- _Work to be completed_: Transcribe all records exactly; omit pictures.

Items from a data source
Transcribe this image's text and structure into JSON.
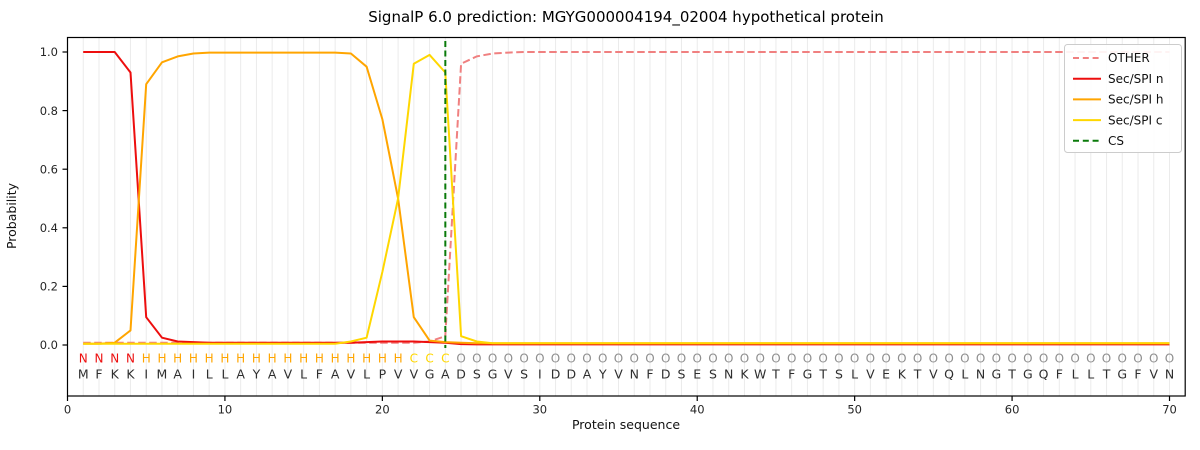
{
  "chart_data": {
    "type": "line",
    "title": "SignalP 6.0 prediction: MGYG000004194_02004 hypothetical protein",
    "xlabel": "Protein sequence",
    "ylabel": "Probability",
    "xticks": [
      0,
      10,
      20,
      30,
      40,
      50,
      60,
      70
    ],
    "yticks": [
      0.0,
      0.2,
      0.4,
      0.6,
      0.8,
      1.0
    ],
    "xlim": [
      0,
      71
    ],
    "ylim": [
      -0.17,
      1.05
    ],
    "grid": "light vertical gridline at every residue position",
    "legend_position": "upper right",
    "x_first_residue": 1,
    "sequence": "MFKKIMAILLAYAVLFAVLPVVGADSGVSIDDAYVNFDSESNKWTFGTSLVEKTVQLNGTGQFLLTGFVN",
    "region_labels": "NNNNHHHHHHHHHHHHHHHHHCCCOOOOOOOOOOOOOOOOOOOOOOOOOOOOOOOOOOOOOOOOOOOOOO",
    "region_colors": {
      "N": "#ed0e0e",
      "H": "#ffa500",
      "C": "#ffd700",
      "O": "#8f8f8f"
    },
    "colors": {
      "grid": "#ebebeb",
      "axis": "#000000",
      "sequence_text": "#2e2e2e",
      "legend_border": "#cccccc"
    },
    "series": [
      {
        "id": "other",
        "name": "OTHER",
        "color": "#f08080",
        "dash": true,
        "values": [
          0.008,
          0.008,
          0.008,
          0.008,
          0.008,
          0.008,
          0.008,
          0.008,
          0.008,
          0.008,
          0.008,
          0.008,
          0.008,
          0.008,
          0.008,
          0.008,
          0.008,
          0.008,
          0.008,
          0.008,
          0.008,
          0.008,
          0.012,
          0.03,
          0.96,
          0.985,
          0.995,
          0.998,
          1.0,
          1.0,
          1.0,
          1.0,
          1.0,
          1.0,
          1.0,
          1.0,
          1.0,
          1.0,
          1.0,
          1.0,
          1.0,
          1.0,
          1.0,
          1.0,
          1.0,
          1.0,
          1.0,
          1.0,
          1.0,
          1.0,
          1.0,
          1.0,
          1.0,
          1.0,
          1.0,
          1.0,
          1.0,
          1.0,
          1.0,
          1.0,
          1.0,
          1.0,
          1.0,
          1.0,
          1.0,
          1.0,
          1.0,
          1.0,
          1.0,
          1.0
        ]
      },
      {
        "id": "sec-spi-n",
        "name": "Sec/SPI n",
        "color": "#ed0e0e",
        "dash": false,
        "values": [
          1.0,
          1.0,
          1.0,
          0.93,
          0.095,
          0.025,
          0.012,
          0.01,
          0.008,
          0.008,
          0.008,
          0.008,
          0.008,
          0.008,
          0.008,
          0.008,
          0.008,
          0.008,
          0.01,
          0.012,
          0.012,
          0.012,
          0.01,
          0.008,
          0.003,
          0.002,
          0.002,
          0.002,
          0.002,
          0.002,
          0.002,
          0.002,
          0.002,
          0.002,
          0.002,
          0.002,
          0.002,
          0.002,
          0.002,
          0.002,
          0.002,
          0.002,
          0.002,
          0.002,
          0.002,
          0.002,
          0.002,
          0.002,
          0.002,
          0.002,
          0.002,
          0.002,
          0.002,
          0.002,
          0.002,
          0.002,
          0.002,
          0.002,
          0.002,
          0.002,
          0.002,
          0.002,
          0.002,
          0.002,
          0.002,
          0.002,
          0.002,
          0.002,
          0.002,
          0.002
        ]
      },
      {
        "id": "sec-spi-h",
        "name": "Sec/SPI h",
        "color": "#ffa500",
        "dash": false,
        "values": [
          0.004,
          0.004,
          0.008,
          0.05,
          0.89,
          0.965,
          0.985,
          0.995,
          0.998,
          0.998,
          0.998,
          0.998,
          0.998,
          0.998,
          0.998,
          0.998,
          0.998,
          0.995,
          0.95,
          0.77,
          0.5,
          0.095,
          0.015,
          0.01,
          0.008,
          0.006,
          0.006,
          0.006,
          0.006,
          0.006,
          0.006,
          0.006,
          0.006,
          0.006,
          0.006,
          0.006,
          0.006,
          0.006,
          0.006,
          0.006,
          0.006,
          0.006,
          0.006,
          0.006,
          0.006,
          0.006,
          0.006,
          0.006,
          0.006,
          0.006,
          0.006,
          0.006,
          0.006,
          0.006,
          0.006,
          0.006,
          0.006,
          0.006,
          0.006,
          0.006,
          0.006,
          0.006,
          0.006,
          0.006,
          0.006,
          0.006,
          0.006,
          0.006,
          0.006,
          0.006
        ]
      },
      {
        "id": "sec-spi-c",
        "name": "Sec/SPI c",
        "color": "#ffd700",
        "dash": false,
        "values": [
          0.004,
          0.004,
          0.004,
          0.004,
          0.004,
          0.004,
          0.004,
          0.004,
          0.004,
          0.004,
          0.004,
          0.004,
          0.004,
          0.004,
          0.004,
          0.004,
          0.004,
          0.012,
          0.025,
          0.25,
          0.5,
          0.96,
          0.99,
          0.93,
          0.03,
          0.012,
          0.006,
          0.006,
          0.006,
          0.006,
          0.006,
          0.006,
          0.006,
          0.006,
          0.006,
          0.006,
          0.006,
          0.006,
          0.006,
          0.006,
          0.006,
          0.006,
          0.006,
          0.006,
          0.006,
          0.006,
          0.006,
          0.006,
          0.006,
          0.006,
          0.006,
          0.006,
          0.006,
          0.006,
          0.006,
          0.006,
          0.006,
          0.006,
          0.006,
          0.006,
          0.006,
          0.006,
          0.006,
          0.006,
          0.006,
          0.006,
          0.006,
          0.006,
          0.006,
          0.006
        ]
      },
      {
        "id": "cs",
        "name": "CS",
        "color": "#0a7a0a",
        "type": "vline",
        "x": 24,
        "dash": true
      }
    ]
  }
}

- _Response_:
Transcribe this image's text and structure into JSON.
{
  "chart_data": {
    "type": "line",
    "title": "SignalP 6.0 prediction: MGYG000004194_02004 hypothetical protein",
    "xlabel": "Protein sequence",
    "ylabel": "Probability",
    "xticks": [
      0,
      10,
      20,
      30,
      40,
      50,
      60,
      70
    ],
    "yticks": [
      0.0,
      0.2,
      0.4,
      0.6,
      0.8,
      1.0
    ],
    "xlim": [
      0,
      71
    ],
    "ylim": [
      -0.17,
      1.05
    ],
    "grid": "light vertical gridline at every residue position",
    "legend_position": "upper right",
    "x_first_residue": 1,
    "sequence": "MFKKIMAILLAYAVLFAVLPVVGADSGVSIDDAYVNFDSESNKWTFGTSLVEKTVQLNGTGQFLLTGFVN",
    "region_labels": "NNNNHHHHHHHHHHHHHHHHHCCCOOOOOOOOOOOOOOOOOOOOOOOOOOOOOOOOOOOOOOOOOOOOOO",
    "region_colors": {
      "N": "#ed0e0e",
      "H": "#ffa500",
      "C": "#ffd700",
      "O": "#8f8f8f"
    },
    "colors": {
      "grid": "#ebebeb",
      "axis": "#000000",
      "sequence_text": "#2e2e2e",
      "legend_border": "#cccccc"
    },
    "series": [
      {
        "id": "other",
        "name": "OTHER",
        "color": "#f08080",
        "dash": true,
        "values": [
          0.008,
          0.008,
          0.008,
          0.008,
          0.008,
          0.008,
          0.008,
          0.008,
          0.008,
          0.008,
          0.008,
          0.008,
          0.008,
          0.008,
          0.008,
          0.008,
          0.008,
          0.008,
          0.008,
          0.008,
          0.008,
          0.008,
          0.012,
          0.03,
          0.96,
          0.985,
          0.995,
          0.998,
          1.0,
          1.0,
          1.0,
          1.0,
          1.0,
          1.0,
          1.0,
          1.0,
          1.0,
          1.0,
          1.0,
          1.0,
          1.0,
          1.0,
          1.0,
          1.0,
          1.0,
          1.0,
          1.0,
          1.0,
          1.0,
          1.0,
          1.0,
          1.0,
          1.0,
          1.0,
          1.0,
          1.0,
          1.0,
          1.0,
          1.0,
          1.0,
          1.0,
          1.0,
          1.0,
          1.0,
          1.0,
          1.0,
          1.0,
          1.0,
          1.0,
          1.0
        ]
      },
      {
        "id": "sec-spi-n",
        "name": "Sec/SPI n",
        "color": "#ed0e0e",
        "dash": false,
        "values": [
          1.0,
          1.0,
          1.0,
          0.93,
          0.095,
          0.025,
          0.012,
          0.01,
          0.008,
          0.008,
          0.008,
          0.008,
          0.008,
          0.008,
          0.008,
          0.008,
          0.008,
          0.008,
          0.01,
          0.012,
          0.012,
          0.012,
          0.01,
          0.008,
          0.003,
          0.002,
          0.002,
          0.002,
          0.002,
          0.002,
          0.002,
          0.002,
          0.002,
          0.002,
          0.002,
          0.002,
          0.002,
          0.002,
          0.002,
          0.002,
          0.002,
          0.002,
          0.002,
          0.002,
          0.002,
          0.002,
          0.002,
          0.002,
          0.002,
          0.002,
          0.002,
          0.002,
          0.002,
          0.002,
          0.002,
          0.002,
          0.002,
          0.002,
          0.002,
          0.002,
          0.002,
          0.002,
          0.002,
          0.002,
          0.002,
          0.002,
          0.002,
          0.002,
          0.002,
          0.002
        ]
      },
      {
        "id": "sec-spi-h",
        "name": "Sec/SPI h",
        "color": "#ffa500",
        "dash": false,
        "values": [
          0.004,
          0.004,
          0.008,
          0.05,
          0.89,
          0.965,
          0.985,
          0.995,
          0.998,
          0.998,
          0.998,
          0.998,
          0.998,
          0.998,
          0.998,
          0.998,
          0.998,
          0.995,
          0.95,
          0.77,
          0.5,
          0.095,
          0.015,
          0.01,
          0.008,
          0.006,
          0.006,
          0.006,
          0.006,
          0.006,
          0.006,
          0.006,
          0.006,
          0.006,
          0.006,
          0.006,
          0.006,
          0.006,
          0.006,
          0.006,
          0.006,
          0.006,
          0.006,
          0.006,
          0.006,
          0.006,
          0.006,
          0.006,
          0.006,
          0.006,
          0.006,
          0.006,
          0.006,
          0.006,
          0.006,
          0.006,
          0.006,
          0.006,
          0.006,
          0.006,
          0.006,
          0.006,
          0.006,
          0.006,
          0.006,
          0.006,
          0.006,
          0.006,
          0.006,
          0.006
        ]
      },
      {
        "id": "sec-spi-c",
        "name": "Sec/SPI c",
        "color": "#ffd700",
        "dash": false,
        "values": [
          0.004,
          0.004,
          0.004,
          0.004,
          0.004,
          0.004,
          0.004,
          0.004,
          0.004,
          0.004,
          0.004,
          0.004,
          0.004,
          0.004,
          0.004,
          0.004,
          0.004,
          0.012,
          0.025,
          0.25,
          0.5,
          0.96,
          0.99,
          0.93,
          0.03,
          0.012,
          0.006,
          0.006,
          0.006,
          0.006,
          0.006,
          0.006,
          0.006,
          0.006,
          0.006,
          0.006,
          0.006,
          0.006,
          0.006,
          0.006,
          0.006,
          0.006,
          0.006,
          0.006,
          0.006,
          0.006,
          0.006,
          0.006,
          0.006,
          0.006,
          0.006,
          0.006,
          0.006,
          0.006,
          0.006,
          0.006,
          0.006,
          0.006,
          0.006,
          0.006,
          0.006,
          0.006,
          0.006,
          0.006,
          0.006,
          0.006,
          0.006,
          0.006,
          0.006,
          0.006
        ]
      },
      {
        "id": "cs",
        "name": "CS",
        "color": "#0a7a0a",
        "type": "vline",
        "x": 24,
        "dash": true
      }
    ]
  }
}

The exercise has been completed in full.